● **Items from a dataset**:
******************************

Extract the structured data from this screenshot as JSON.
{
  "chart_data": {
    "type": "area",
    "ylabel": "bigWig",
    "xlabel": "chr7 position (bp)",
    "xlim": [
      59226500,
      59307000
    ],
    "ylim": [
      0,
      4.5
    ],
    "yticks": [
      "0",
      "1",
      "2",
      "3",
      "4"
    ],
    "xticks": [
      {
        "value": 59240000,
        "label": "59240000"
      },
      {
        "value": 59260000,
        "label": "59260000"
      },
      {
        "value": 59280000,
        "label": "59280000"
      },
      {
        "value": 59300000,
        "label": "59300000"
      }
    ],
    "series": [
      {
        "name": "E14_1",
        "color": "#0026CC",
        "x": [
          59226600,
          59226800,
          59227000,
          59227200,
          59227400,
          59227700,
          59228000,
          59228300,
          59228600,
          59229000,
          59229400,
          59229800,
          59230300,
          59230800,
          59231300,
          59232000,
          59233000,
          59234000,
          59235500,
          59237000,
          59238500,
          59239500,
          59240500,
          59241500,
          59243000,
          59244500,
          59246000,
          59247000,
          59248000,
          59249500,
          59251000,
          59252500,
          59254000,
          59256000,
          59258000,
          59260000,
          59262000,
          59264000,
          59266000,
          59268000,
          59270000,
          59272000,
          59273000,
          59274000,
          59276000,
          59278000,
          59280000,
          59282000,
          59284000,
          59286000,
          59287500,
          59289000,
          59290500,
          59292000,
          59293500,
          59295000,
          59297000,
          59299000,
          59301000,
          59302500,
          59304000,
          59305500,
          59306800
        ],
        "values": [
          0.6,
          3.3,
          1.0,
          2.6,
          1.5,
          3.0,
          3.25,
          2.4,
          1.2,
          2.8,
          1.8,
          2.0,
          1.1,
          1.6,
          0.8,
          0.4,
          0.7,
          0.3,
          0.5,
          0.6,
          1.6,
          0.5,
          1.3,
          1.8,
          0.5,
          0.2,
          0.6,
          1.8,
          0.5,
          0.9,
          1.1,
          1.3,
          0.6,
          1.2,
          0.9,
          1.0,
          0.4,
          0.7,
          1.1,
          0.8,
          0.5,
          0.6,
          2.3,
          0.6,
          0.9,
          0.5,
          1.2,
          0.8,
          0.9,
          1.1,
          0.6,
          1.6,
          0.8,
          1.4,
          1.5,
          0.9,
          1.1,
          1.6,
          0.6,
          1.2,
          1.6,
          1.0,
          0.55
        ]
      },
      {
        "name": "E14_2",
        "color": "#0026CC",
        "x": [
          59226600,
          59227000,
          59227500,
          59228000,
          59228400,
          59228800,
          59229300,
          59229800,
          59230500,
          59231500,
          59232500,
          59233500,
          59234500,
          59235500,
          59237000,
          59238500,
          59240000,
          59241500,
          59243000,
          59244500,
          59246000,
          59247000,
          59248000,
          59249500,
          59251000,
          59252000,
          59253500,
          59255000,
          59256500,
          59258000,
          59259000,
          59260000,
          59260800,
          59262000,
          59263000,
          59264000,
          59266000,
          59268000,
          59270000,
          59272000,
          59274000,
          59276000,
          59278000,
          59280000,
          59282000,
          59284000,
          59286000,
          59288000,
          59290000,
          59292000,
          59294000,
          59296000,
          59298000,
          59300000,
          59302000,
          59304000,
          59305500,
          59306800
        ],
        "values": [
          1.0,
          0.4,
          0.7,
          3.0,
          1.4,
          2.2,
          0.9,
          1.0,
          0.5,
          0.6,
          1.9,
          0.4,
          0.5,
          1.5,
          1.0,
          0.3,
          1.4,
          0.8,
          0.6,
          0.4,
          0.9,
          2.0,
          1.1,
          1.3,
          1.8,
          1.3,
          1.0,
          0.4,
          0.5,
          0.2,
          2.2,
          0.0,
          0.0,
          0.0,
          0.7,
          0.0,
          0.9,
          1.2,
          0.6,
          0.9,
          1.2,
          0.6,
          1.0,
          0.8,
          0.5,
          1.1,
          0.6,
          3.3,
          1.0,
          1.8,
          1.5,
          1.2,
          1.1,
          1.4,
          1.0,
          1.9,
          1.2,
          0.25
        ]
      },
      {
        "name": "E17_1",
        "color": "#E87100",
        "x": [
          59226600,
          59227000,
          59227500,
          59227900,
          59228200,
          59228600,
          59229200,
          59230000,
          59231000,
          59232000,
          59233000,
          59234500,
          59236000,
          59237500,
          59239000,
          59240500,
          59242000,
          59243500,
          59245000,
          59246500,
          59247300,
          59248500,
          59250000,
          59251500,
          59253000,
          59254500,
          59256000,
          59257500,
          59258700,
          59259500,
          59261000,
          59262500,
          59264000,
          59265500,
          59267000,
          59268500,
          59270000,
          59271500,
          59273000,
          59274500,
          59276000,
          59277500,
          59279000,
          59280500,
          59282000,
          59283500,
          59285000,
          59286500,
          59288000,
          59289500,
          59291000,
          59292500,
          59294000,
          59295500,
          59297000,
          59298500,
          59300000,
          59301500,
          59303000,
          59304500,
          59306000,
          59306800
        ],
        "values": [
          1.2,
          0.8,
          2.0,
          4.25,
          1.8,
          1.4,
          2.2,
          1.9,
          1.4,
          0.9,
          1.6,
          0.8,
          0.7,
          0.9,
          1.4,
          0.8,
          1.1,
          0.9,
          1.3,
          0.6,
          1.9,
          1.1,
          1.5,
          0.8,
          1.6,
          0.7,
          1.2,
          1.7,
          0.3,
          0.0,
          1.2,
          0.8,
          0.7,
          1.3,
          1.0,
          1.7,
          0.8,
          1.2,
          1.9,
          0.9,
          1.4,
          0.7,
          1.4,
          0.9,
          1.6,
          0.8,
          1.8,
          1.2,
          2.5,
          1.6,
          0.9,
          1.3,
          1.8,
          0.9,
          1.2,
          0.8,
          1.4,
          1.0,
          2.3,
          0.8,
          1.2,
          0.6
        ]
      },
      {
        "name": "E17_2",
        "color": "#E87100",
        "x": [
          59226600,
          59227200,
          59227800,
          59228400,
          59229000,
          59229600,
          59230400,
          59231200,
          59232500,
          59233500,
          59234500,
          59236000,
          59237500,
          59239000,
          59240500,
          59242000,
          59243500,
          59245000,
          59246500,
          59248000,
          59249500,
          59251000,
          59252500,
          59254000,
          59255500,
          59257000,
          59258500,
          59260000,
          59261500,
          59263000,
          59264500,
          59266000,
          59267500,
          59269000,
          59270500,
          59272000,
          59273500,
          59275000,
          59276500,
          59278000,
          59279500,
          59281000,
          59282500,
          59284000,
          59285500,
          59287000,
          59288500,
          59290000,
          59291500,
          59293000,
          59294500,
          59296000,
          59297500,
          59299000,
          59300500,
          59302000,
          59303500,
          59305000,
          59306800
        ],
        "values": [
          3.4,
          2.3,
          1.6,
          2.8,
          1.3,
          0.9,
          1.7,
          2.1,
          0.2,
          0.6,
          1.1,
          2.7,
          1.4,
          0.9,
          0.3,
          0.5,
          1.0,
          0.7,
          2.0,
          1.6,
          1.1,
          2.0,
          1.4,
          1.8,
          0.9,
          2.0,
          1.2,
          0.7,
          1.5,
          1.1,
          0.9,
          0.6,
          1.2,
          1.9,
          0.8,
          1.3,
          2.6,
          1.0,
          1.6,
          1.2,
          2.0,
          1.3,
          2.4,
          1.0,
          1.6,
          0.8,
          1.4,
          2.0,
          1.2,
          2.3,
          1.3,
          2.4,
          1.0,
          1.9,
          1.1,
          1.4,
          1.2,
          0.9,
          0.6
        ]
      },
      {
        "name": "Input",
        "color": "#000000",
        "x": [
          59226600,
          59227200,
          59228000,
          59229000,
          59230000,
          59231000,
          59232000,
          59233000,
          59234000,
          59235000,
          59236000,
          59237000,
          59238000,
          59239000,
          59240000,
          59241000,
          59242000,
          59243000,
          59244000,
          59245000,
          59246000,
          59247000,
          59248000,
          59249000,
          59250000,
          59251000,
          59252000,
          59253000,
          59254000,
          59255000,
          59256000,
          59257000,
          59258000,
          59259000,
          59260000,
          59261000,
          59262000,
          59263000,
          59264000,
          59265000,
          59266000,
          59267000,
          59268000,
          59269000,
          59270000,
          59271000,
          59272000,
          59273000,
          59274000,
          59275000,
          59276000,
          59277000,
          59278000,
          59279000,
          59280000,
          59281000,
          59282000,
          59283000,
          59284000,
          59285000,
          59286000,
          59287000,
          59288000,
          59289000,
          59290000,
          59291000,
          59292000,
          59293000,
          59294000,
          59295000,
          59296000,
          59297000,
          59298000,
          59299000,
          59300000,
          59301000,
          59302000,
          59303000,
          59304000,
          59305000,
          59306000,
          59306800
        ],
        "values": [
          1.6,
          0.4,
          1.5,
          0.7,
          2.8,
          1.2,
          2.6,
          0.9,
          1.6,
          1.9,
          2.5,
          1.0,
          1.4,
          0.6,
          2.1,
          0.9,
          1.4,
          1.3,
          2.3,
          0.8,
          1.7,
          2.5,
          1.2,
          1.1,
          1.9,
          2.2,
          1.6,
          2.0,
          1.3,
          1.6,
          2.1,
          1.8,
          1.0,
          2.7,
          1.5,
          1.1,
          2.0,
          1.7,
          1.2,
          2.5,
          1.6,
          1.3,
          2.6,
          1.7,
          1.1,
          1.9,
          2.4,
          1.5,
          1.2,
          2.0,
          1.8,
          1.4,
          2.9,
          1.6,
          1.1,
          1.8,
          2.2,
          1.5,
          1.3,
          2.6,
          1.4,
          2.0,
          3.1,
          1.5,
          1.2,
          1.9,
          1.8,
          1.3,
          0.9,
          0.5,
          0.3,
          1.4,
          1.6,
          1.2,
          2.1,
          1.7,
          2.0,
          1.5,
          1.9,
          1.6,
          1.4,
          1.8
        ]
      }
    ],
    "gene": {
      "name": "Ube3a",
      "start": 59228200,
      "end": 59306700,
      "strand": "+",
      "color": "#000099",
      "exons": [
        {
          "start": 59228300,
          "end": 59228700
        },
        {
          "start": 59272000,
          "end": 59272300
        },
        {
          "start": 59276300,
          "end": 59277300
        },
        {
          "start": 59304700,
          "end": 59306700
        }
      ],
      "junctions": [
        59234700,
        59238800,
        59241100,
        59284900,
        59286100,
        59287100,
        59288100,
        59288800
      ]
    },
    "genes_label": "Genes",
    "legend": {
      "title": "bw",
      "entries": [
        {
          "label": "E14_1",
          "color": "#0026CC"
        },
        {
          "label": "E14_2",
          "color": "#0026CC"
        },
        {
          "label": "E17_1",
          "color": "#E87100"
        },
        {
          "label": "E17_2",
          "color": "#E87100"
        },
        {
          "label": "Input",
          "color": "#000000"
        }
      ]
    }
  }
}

******************************

Looking at the entries above, count the lines that contain the string "start", then give the number and nothing else.

● **Result for this task**: 5